= WHAT IS NEEDED =
In your copy, include every line of the listing below exactly but none of the pictures.

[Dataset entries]
::::

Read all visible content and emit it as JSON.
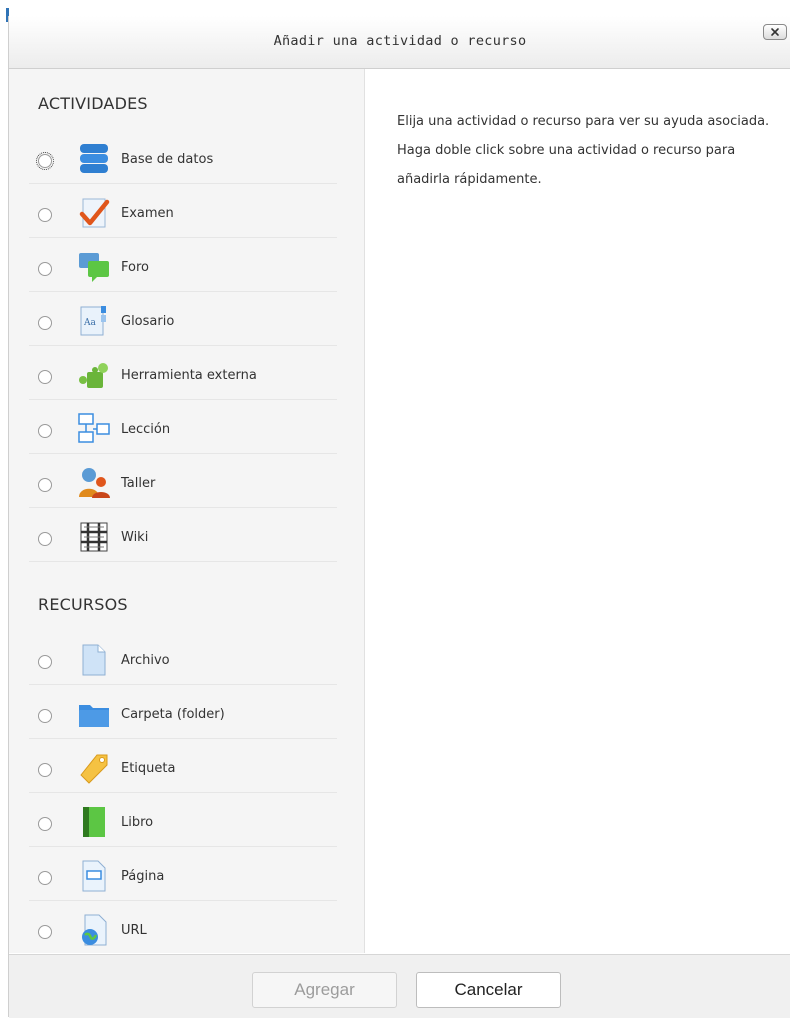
{
  "dialog": {
    "title": "Añadir una actividad o recurso",
    "close_label": "x"
  },
  "sections": {
    "activities_title": "ACTIVIDADES",
    "resources_title": "RECURSOS"
  },
  "activities": [
    {
      "label": "Base de datos",
      "icon": "database-icon"
    },
    {
      "label": "Examen",
      "icon": "quiz-icon"
    },
    {
      "label": "Foro",
      "icon": "forum-icon"
    },
    {
      "label": "Glosario",
      "icon": "glossary-icon"
    },
    {
      "label": "Herramienta externa",
      "icon": "external-tool-icon"
    },
    {
      "label": "Lección",
      "icon": "lesson-icon"
    },
    {
      "label": "Taller",
      "icon": "workshop-icon"
    },
    {
      "label": "Wiki",
      "icon": "wiki-icon"
    }
  ],
  "resources": [
    {
      "label": "Archivo",
      "icon": "file-icon"
    },
    {
      "label": "Carpeta (folder)",
      "icon": "folder-icon"
    },
    {
      "label": "Etiqueta",
      "icon": "label-icon"
    },
    {
      "label": "Libro",
      "icon": "book-icon"
    },
    {
      "label": "Página",
      "icon": "page-icon"
    },
    {
      "label": "URL",
      "icon": "url-icon"
    }
  ],
  "help": {
    "text": "Elija una actividad o recurso para ver su ayuda asociada. Haga doble click sobre una actividad o recurso para añadirla rápidamente."
  },
  "footer": {
    "add_label": "Agregar",
    "cancel_label": "Cancelar"
  },
  "colors": {
    "accent": "#2f73b6",
    "panel_bg": "#f5f5f5"
  }
}
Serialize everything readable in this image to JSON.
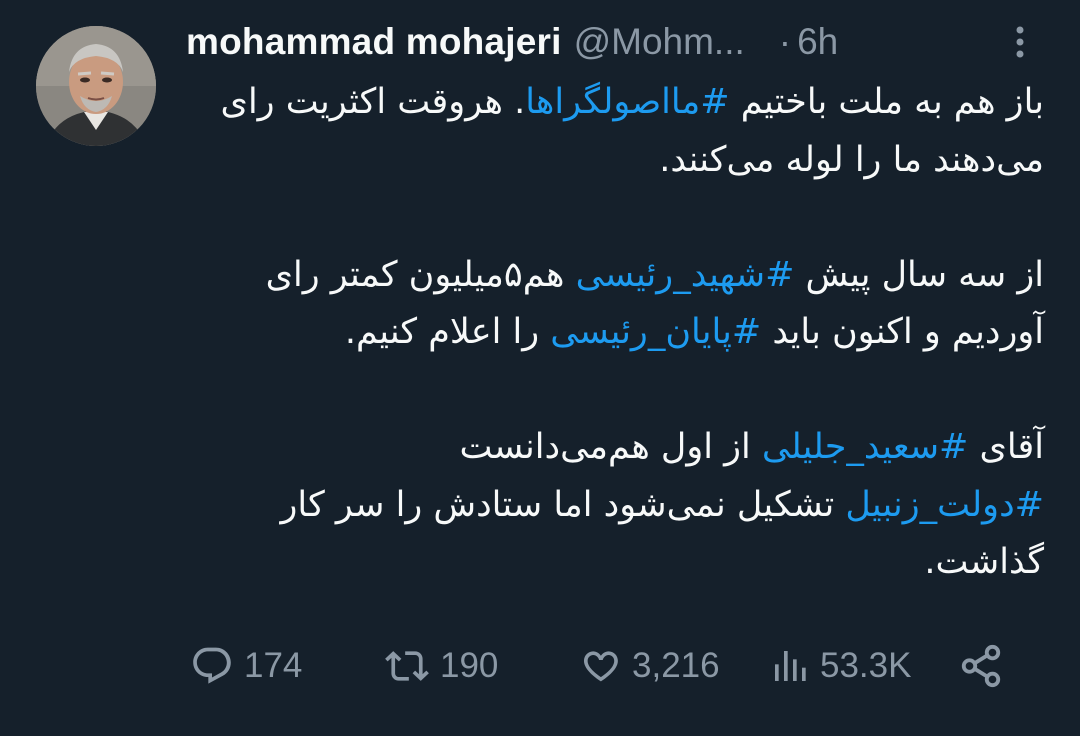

::::

= SOLUTION TO THE EXERCISE =
Read all visible content and emit it as JSON.
{
  "dialog": {
    "title": "Añadir una actividad o recurso",
    "close_label": "x"
  },
  "sections": {
    "activities_title": "ACTIVIDADES",
    "resources_title": "RECURSOS"
  },
  "activities": [
    {
      "label": "Base de datos",
      "icon": "database-icon"
    },
    {
      "label": "Examen",
      "icon": "quiz-icon"
    },
    {
      "label": "Foro",
      "icon": "forum-icon"
    },
    {
      "label": "Glosario",
      "icon": "glossary-icon"
    },
    {
      "label": "Herramienta externa",
      "icon": "external-tool-icon"
    },
    {
      "label": "Lección",
      "icon": "lesson-icon"
    },
    {
      "label": "Taller",
      "icon": "workshop-icon"
    },
    {
      "label": "Wiki",
      "icon": "wiki-icon"
    }
  ],
  "resources": [
    {
      "label": "Archivo",
      "icon": "file-icon"
    },
    {
      "label": "Carpeta (folder)",
      "icon": "folder-icon"
    },
    {
      "label": "Etiqueta",
      "icon": "label-icon"
    },
    {
      "label": "Libro",
      "icon": "book-icon"
    },
    {
      "label": "Página",
      "icon": "page-icon"
    },
    {
      "label": "URL",
      "icon": "url-icon"
    }
  ],
  "help": {
    "text": "Elija una actividad o recurso para ver su ayuda asociada. Haga doble click sobre una actividad o recurso para añadirla rápidamente."
  },
  "footer": {
    "add_label": "Agregar",
    "cancel_label": "Cancelar"
  },
  "colors": {
    "accent": "#2f73b6",
    "panel_bg": "#f5f5f5"
  }
}
Serialize everything readable in this image to JSON.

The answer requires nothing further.